• Brief
Copy out all lines carrying the word "Calibrated".

• Extracted material
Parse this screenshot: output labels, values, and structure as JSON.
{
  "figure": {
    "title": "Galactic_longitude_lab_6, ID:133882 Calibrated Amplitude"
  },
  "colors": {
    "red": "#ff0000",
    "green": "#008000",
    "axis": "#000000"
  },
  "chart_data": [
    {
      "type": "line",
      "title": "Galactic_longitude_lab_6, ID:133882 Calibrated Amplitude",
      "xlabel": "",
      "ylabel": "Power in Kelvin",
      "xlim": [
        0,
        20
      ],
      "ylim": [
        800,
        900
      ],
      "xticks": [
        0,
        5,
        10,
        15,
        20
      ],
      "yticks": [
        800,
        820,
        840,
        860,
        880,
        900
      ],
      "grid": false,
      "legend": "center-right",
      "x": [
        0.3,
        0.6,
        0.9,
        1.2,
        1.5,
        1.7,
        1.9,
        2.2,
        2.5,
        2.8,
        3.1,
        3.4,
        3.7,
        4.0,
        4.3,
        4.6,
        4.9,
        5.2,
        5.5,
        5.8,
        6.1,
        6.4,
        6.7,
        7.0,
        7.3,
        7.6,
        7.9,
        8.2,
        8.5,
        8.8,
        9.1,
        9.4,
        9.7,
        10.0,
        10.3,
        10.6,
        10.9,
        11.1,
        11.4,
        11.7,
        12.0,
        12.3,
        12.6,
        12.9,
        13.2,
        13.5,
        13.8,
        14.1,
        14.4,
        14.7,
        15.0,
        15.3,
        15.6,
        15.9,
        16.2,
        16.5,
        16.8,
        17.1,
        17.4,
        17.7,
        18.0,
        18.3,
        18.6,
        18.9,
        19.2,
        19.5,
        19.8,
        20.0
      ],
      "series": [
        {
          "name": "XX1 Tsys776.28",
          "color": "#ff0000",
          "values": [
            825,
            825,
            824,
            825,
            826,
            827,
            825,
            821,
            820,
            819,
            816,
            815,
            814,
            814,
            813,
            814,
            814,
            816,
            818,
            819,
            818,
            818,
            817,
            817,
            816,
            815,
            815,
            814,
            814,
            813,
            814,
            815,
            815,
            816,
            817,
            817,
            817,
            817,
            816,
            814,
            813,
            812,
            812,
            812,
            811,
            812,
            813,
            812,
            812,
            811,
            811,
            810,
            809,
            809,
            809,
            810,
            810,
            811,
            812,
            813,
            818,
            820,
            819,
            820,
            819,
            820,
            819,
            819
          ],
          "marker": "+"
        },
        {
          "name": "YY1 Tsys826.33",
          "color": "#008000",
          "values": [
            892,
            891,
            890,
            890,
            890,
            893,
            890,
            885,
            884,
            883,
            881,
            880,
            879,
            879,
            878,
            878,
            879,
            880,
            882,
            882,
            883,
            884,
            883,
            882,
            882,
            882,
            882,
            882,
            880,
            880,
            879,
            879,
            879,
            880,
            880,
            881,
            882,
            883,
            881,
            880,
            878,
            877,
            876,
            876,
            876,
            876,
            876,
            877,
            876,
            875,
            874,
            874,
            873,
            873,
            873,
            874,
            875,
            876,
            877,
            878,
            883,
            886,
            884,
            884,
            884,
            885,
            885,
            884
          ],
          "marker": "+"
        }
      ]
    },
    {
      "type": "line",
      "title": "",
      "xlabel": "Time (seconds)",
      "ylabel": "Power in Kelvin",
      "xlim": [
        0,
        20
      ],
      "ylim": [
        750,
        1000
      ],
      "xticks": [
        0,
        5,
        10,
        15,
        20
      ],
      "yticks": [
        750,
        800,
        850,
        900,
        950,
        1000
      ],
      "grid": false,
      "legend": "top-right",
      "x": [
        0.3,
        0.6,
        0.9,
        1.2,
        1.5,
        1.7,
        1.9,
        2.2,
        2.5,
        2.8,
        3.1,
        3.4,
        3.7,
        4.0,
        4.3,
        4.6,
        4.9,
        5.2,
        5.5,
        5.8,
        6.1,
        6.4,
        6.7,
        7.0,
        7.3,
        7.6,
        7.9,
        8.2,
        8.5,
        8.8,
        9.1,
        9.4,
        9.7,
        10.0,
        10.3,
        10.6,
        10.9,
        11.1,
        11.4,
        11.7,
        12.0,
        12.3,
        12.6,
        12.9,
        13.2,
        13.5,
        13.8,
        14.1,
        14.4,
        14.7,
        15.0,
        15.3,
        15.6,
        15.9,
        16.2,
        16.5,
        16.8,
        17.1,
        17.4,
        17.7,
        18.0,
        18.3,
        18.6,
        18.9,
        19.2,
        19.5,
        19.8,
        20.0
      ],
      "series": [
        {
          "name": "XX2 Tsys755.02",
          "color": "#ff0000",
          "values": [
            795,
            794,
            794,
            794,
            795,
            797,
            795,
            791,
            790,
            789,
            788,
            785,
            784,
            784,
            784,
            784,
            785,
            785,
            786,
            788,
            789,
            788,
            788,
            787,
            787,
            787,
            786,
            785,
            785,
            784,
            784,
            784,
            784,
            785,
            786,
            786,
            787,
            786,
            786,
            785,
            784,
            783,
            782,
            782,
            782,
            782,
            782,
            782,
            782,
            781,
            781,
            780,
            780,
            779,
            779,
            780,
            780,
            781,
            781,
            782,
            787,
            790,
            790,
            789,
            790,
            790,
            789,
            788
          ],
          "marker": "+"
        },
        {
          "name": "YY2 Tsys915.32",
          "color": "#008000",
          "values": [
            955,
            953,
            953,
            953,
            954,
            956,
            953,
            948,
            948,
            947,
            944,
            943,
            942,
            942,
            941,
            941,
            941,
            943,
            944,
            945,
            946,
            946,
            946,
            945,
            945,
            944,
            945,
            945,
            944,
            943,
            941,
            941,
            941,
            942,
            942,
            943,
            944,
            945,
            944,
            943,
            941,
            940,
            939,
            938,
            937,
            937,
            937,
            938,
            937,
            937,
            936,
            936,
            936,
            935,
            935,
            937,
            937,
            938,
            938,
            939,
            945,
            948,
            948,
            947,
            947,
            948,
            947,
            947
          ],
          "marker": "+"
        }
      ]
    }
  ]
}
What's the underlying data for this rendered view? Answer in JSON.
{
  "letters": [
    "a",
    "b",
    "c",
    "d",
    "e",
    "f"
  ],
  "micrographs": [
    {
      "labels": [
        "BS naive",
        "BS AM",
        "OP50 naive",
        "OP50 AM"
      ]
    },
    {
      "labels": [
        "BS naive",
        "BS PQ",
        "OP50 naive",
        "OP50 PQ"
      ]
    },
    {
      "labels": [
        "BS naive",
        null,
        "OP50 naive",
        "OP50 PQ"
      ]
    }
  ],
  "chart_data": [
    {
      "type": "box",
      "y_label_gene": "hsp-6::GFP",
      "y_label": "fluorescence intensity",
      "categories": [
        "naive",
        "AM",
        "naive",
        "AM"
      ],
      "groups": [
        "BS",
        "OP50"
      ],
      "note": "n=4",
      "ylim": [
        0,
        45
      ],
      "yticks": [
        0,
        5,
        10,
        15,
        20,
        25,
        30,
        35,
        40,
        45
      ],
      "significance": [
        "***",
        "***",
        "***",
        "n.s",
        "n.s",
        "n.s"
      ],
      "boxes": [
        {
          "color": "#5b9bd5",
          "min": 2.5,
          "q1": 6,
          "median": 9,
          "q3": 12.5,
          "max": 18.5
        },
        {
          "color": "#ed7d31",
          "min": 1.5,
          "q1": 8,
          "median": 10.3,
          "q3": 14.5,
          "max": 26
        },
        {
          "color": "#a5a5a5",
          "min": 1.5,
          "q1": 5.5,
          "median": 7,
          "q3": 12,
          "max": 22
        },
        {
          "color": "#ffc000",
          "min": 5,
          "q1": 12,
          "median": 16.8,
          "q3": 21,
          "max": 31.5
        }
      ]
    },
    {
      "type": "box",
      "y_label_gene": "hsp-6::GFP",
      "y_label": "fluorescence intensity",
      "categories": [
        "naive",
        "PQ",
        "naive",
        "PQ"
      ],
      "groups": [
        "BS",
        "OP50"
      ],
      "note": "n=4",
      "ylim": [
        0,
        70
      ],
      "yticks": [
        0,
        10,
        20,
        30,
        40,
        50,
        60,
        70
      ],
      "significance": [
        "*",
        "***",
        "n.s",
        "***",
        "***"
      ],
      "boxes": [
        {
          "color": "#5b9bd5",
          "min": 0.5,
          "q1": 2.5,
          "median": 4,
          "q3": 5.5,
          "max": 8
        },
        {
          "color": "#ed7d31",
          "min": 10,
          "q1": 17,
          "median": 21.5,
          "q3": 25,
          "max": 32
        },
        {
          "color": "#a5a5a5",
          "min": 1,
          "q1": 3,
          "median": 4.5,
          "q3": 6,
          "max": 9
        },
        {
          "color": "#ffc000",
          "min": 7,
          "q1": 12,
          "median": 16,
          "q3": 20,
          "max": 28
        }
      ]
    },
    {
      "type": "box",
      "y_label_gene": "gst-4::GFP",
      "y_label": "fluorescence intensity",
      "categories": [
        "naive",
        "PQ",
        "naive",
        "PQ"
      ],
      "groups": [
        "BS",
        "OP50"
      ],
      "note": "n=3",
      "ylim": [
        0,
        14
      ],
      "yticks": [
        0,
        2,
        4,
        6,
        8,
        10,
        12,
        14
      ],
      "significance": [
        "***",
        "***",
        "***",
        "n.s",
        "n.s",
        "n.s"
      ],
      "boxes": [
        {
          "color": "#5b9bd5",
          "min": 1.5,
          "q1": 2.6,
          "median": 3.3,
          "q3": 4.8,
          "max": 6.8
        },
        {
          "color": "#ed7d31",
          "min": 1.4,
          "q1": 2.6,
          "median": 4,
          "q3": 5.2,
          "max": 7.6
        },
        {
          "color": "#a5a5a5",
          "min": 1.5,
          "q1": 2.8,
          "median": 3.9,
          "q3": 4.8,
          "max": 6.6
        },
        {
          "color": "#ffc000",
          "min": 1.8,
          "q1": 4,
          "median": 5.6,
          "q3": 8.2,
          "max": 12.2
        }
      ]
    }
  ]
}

• Answer to the task
    "title": "Galactic_longitude_lab_6, ID:133882 Calibrated Amplitude"
      "title": "Galactic_longitude_lab_6, ID:133882 Calibrated Amplitude",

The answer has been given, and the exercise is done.